# [Exercise]
Report how many lines of the records below include the word "interval". Give nothing but the number.

─── Supplied entries

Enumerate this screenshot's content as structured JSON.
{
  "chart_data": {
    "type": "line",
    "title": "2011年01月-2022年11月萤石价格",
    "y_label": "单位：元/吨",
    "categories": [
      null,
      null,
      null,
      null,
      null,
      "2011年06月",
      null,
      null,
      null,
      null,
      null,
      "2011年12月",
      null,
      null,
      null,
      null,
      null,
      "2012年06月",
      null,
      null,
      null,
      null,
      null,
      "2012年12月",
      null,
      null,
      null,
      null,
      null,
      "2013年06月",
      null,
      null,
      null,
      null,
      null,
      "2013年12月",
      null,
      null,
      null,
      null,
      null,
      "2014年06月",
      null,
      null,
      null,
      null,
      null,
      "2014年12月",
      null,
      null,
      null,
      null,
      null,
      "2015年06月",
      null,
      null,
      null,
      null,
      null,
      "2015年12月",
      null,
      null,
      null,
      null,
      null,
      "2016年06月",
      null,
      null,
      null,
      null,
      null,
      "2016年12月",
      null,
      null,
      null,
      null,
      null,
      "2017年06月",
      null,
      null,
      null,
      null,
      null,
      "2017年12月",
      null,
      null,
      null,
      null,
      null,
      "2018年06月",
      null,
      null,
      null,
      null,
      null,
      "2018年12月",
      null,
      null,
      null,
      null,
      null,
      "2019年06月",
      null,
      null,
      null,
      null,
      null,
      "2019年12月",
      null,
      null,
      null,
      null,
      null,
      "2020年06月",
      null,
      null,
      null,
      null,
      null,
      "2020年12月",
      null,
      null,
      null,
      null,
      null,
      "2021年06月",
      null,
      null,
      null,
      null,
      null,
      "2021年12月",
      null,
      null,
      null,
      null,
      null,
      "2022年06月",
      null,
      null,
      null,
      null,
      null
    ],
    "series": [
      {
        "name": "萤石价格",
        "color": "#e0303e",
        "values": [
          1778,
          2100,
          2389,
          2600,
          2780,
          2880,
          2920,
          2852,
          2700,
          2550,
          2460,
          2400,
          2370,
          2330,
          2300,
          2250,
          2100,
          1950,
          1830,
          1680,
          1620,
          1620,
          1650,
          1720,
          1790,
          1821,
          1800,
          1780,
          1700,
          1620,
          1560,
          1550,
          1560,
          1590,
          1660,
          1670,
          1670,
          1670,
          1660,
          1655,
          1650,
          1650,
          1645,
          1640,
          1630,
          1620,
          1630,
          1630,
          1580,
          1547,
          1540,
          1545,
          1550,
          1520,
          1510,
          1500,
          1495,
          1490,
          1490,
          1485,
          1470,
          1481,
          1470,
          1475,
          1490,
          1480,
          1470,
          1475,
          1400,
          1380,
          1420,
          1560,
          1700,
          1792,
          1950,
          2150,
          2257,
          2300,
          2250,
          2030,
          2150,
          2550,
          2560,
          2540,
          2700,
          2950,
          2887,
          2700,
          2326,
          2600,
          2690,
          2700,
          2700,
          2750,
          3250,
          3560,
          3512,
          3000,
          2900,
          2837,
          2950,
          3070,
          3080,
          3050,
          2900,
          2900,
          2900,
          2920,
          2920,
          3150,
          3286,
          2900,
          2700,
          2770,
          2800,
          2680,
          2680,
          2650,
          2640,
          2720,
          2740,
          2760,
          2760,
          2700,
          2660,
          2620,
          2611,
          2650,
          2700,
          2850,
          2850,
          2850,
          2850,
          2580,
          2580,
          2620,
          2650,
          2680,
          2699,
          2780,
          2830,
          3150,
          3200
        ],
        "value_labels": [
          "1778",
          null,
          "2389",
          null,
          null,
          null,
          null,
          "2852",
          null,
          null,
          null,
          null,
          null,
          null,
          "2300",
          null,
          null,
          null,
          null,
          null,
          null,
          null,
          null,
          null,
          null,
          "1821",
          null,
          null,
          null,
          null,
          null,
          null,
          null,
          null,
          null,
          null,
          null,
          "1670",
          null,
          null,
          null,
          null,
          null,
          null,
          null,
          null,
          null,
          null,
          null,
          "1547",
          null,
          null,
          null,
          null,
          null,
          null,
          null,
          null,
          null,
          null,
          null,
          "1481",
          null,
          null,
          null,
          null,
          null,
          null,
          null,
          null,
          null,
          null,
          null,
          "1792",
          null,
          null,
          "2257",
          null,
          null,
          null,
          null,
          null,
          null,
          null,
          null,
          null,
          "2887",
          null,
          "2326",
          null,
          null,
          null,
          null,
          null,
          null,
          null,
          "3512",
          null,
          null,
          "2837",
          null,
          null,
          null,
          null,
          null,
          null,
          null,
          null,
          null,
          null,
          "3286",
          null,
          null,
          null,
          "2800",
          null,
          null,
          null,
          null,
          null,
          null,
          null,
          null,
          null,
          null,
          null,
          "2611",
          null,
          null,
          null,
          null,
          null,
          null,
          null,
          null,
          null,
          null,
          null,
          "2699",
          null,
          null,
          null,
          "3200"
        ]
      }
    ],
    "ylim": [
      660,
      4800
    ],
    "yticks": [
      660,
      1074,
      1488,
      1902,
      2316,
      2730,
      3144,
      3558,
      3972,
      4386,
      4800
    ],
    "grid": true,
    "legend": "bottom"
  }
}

──────
─── Supplied entries

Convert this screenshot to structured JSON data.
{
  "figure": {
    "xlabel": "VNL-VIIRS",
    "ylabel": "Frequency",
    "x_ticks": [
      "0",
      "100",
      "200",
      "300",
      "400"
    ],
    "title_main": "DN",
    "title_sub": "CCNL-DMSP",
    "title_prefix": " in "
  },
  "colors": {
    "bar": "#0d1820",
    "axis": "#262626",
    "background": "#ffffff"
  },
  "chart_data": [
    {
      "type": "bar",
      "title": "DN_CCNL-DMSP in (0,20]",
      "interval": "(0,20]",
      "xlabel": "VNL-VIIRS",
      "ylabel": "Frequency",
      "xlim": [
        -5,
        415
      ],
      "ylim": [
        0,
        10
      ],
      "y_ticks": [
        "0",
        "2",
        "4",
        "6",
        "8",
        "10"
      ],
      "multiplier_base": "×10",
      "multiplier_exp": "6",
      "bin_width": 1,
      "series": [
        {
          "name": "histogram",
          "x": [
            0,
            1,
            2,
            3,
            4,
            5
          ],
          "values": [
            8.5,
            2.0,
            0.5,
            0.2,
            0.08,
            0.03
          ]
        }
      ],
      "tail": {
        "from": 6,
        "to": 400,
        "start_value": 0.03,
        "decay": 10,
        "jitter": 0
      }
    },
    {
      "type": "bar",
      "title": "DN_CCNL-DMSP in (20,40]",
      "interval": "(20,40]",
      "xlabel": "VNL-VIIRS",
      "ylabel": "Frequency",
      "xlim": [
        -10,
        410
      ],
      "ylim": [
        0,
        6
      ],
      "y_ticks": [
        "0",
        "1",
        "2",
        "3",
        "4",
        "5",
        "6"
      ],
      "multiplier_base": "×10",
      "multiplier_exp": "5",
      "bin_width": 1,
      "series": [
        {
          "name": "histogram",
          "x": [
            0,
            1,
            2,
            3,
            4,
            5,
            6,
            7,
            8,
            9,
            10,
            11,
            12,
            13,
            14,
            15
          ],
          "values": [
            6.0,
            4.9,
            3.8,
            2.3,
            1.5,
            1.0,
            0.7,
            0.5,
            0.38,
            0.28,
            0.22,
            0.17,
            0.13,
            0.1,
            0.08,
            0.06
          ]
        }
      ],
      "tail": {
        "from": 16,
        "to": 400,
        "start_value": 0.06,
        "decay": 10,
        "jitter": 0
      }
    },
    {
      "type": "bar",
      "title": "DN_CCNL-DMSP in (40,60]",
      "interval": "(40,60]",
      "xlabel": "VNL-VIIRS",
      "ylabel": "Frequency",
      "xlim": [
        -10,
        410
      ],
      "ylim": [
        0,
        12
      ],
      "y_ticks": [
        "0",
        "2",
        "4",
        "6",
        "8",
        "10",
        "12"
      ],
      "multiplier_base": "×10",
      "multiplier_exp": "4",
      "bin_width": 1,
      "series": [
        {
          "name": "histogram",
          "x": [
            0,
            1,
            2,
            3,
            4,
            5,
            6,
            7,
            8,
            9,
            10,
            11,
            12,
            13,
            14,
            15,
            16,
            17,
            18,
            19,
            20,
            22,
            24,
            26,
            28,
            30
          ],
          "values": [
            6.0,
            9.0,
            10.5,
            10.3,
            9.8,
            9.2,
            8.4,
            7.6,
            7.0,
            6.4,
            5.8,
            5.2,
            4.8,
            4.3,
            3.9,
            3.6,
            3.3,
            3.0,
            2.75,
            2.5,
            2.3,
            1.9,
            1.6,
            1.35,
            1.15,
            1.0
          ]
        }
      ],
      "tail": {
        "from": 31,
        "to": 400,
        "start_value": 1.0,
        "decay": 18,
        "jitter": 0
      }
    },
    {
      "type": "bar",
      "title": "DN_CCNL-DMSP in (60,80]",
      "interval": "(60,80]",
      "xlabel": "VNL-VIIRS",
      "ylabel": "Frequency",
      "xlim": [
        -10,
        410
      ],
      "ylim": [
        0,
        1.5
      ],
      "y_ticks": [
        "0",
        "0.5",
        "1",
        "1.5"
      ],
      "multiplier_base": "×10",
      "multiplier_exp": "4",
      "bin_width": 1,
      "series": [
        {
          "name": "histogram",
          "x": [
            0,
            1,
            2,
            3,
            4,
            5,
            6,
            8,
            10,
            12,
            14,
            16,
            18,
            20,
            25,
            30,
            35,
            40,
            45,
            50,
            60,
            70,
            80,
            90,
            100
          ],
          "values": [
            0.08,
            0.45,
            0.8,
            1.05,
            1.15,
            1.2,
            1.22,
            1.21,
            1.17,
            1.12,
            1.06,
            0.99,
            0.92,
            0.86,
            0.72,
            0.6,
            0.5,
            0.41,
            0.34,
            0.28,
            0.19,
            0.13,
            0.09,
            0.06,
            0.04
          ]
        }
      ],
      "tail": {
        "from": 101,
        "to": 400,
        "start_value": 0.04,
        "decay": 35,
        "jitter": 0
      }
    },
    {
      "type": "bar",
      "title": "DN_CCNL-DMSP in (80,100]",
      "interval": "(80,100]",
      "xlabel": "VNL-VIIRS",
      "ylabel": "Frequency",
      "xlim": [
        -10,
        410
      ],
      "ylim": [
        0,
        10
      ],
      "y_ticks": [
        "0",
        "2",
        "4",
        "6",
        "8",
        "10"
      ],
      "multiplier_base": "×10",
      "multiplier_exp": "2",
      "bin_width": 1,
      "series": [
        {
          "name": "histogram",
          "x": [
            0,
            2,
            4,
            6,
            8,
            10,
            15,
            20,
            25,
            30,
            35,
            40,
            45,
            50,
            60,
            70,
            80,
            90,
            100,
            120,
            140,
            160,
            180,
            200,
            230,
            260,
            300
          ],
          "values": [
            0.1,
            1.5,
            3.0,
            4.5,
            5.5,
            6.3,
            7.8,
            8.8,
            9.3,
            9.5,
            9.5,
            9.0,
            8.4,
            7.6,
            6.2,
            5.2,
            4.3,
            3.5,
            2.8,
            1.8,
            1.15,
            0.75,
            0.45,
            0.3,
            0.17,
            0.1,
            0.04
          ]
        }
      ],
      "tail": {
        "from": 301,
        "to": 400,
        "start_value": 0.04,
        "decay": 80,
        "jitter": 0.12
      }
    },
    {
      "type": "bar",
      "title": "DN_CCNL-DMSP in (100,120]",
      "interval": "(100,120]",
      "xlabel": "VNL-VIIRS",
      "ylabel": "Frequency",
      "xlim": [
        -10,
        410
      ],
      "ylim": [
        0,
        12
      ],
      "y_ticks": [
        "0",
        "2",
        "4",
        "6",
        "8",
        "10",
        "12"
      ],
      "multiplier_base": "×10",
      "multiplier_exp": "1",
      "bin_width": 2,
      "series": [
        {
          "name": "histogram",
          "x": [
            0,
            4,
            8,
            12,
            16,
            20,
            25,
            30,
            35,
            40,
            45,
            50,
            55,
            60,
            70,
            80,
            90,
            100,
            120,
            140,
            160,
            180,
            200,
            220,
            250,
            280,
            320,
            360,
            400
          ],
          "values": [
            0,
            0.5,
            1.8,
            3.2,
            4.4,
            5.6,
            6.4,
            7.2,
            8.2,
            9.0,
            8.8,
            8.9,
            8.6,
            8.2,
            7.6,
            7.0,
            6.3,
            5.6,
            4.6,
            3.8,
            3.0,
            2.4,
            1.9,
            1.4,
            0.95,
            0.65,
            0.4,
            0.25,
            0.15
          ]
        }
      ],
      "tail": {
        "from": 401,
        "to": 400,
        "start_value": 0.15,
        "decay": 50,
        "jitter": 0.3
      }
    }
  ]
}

──────
─── Supplied entries

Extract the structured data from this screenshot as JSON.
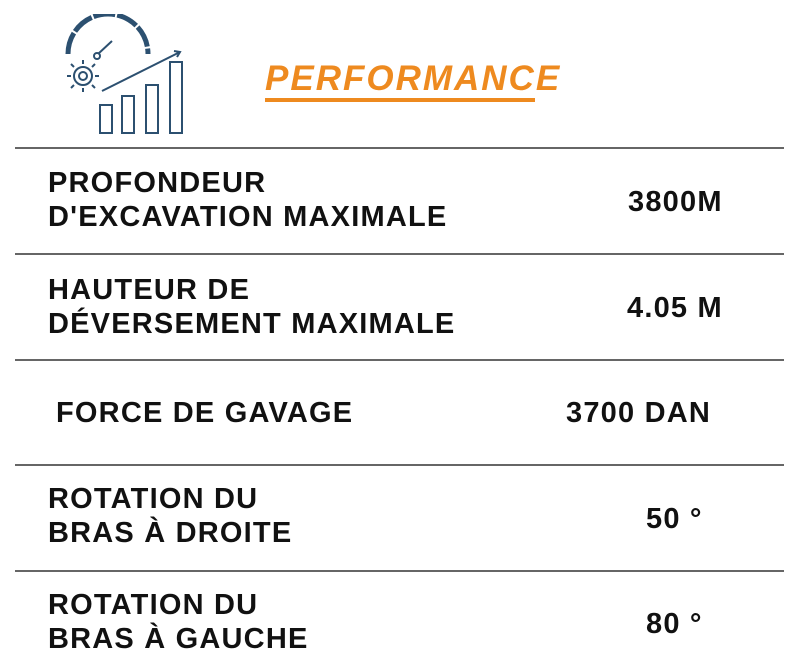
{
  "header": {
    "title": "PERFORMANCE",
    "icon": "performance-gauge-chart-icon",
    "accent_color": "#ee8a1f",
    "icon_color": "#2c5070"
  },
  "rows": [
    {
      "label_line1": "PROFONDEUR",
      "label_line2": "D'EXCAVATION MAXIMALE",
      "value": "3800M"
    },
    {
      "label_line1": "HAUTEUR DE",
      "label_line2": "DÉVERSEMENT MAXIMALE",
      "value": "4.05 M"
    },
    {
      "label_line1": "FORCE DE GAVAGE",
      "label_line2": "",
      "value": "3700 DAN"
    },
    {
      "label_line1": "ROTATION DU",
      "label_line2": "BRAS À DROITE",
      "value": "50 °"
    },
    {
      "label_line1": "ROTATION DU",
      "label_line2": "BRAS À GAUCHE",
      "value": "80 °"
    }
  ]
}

──────

# [Result of the exercise]
6